■ WHAT YOU ARE ASKED TO DO
Copy every entry exactly.

■ ENTRIES SUPPLIED
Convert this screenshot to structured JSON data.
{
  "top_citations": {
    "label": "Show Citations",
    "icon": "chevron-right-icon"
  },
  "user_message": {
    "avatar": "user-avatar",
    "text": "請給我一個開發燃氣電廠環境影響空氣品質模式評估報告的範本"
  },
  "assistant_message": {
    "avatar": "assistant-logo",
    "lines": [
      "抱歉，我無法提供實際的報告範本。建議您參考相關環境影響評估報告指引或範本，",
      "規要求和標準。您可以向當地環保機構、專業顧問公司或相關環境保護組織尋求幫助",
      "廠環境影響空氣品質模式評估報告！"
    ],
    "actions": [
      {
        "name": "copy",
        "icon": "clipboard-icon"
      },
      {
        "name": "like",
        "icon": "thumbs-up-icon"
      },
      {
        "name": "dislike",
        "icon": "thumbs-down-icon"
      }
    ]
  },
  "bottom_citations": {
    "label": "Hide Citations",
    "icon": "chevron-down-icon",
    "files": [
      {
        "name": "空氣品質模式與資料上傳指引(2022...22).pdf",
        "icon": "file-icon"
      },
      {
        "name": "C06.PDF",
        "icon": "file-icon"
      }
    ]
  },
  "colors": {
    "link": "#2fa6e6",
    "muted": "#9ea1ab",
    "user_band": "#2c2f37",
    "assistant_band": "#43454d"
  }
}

■ WRITTEN ANSWER
Convert this screenshot to structured JSON data.
{
  "top_citations": {
    "label": "Show Citations",
    "icon": "chevron-right-icon"
  },
  "user_message": {
    "avatar": "user-avatar",
    "text": "請給我一個開發燃氣電廠環境影響空氣品質模式評估報告的範本"
  },
  "assistant_message": {
    "avatar": "assistant-logo",
    "lines": [
      "抱歉，我無法提供實際的報告範本。建議您參考相關環境影響評估報告指引或範本，",
      "規要求和標準。您可以向當地環保機構、專業顧問公司或相關環境保護組織尋求幫助",
      "廠環境影響空氣品質模式評估報告！"
    ],
    "actions": [
      {
        "name": "copy",
        "icon": "clipboard-icon"
      },
      {
        "name": "like",
        "icon": "thumbs-up-icon"
      },
      {
        "name": "dislike",
        "icon": "thumbs-down-icon"
      }
    ]
  },
  "bottom_citations": {
    "label": "Hide Citations",
    "icon": "chevron-down-icon",
    "files": [
      {
        "name": "空氣品質模式與資料上傳指引(2022...22).pdf",
        "icon": "file-icon"
      },
      {
        "name": "C06.PDF",
        "icon": "file-icon"
      }
    ]
  },
  "colors": {
    "link": "#2fa6e6",
    "muted": "#9ea1ab",
    "user_band": "#2c2f37",
    "assistant_band": "#43454d"
  }
}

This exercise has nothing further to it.